* Exercise requirements: Repeat the records verbatim and leave the pictures out of your copy.

* Provided information:

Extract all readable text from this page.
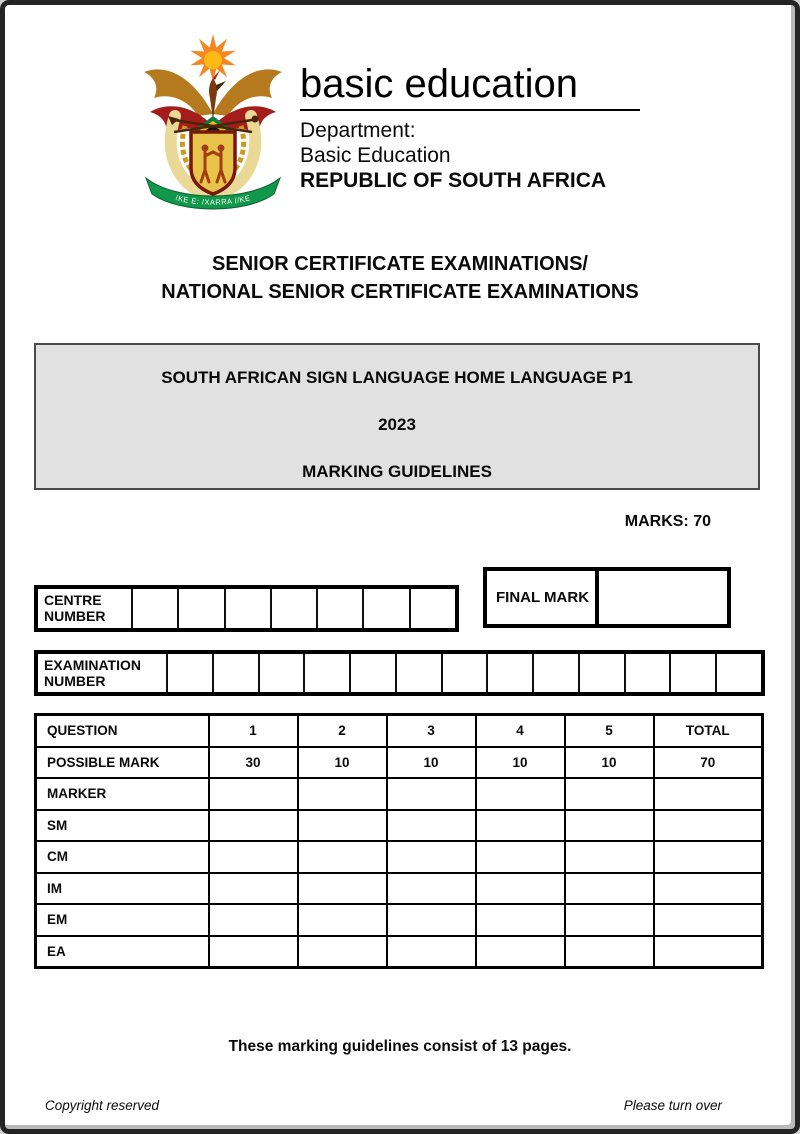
!KE E: /XARRA //KE
basic education
Department:
Basic Education
REPUBLIC OF SOUTH AFRICA
SENIOR CERTIFICATE EXAMINATIONS/
NATIONAL SENIOR CERTIFICATE EXAMINATIONS
SOUTH AFRICAN SIGN LANGUAGE HOME LANGUAGE P1
2023
MARKING GUIDELINES
MARKS: 70
FINAL MARK
CENTRE
NUMBER
EXAMINATION
NUMBER
QUESTION	1	2	3	4	5	TOTAL
POSSIBLE MARK	30	10	10	10	10	70
MARKER						
SM						
CM						
IM						
EM						
EA						
These marking guidelines consist of 13 pages.
Copyright reserved	Please turn over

* Written response:
Extract all readable text from this page.
!KE E: /XARRA //KE
basic education
Department:
Basic Education
REPUBLIC OF SOUTH AFRICA
SENIOR CERTIFICATE EXAMINATIONS/
NATIONAL SENIOR CERTIFICATE EXAMINATIONS
SOUTH AFRICAN SIGN LANGUAGE HOME LANGUAGE P1
2023
MARKING GUIDELINES
MARKS: 70
FINAL MARK
CENTRE
NUMBER
EXAMINATION
NUMBER
QUESTION	1	2	3	4	5	TOTAL
POSSIBLE MARK	30	10	10	10	10	70
MARKER						
SM						
CM						
IM						
EM						
EA						
These marking guidelines consist of 13 pages.
Copyright reserved	Please turn over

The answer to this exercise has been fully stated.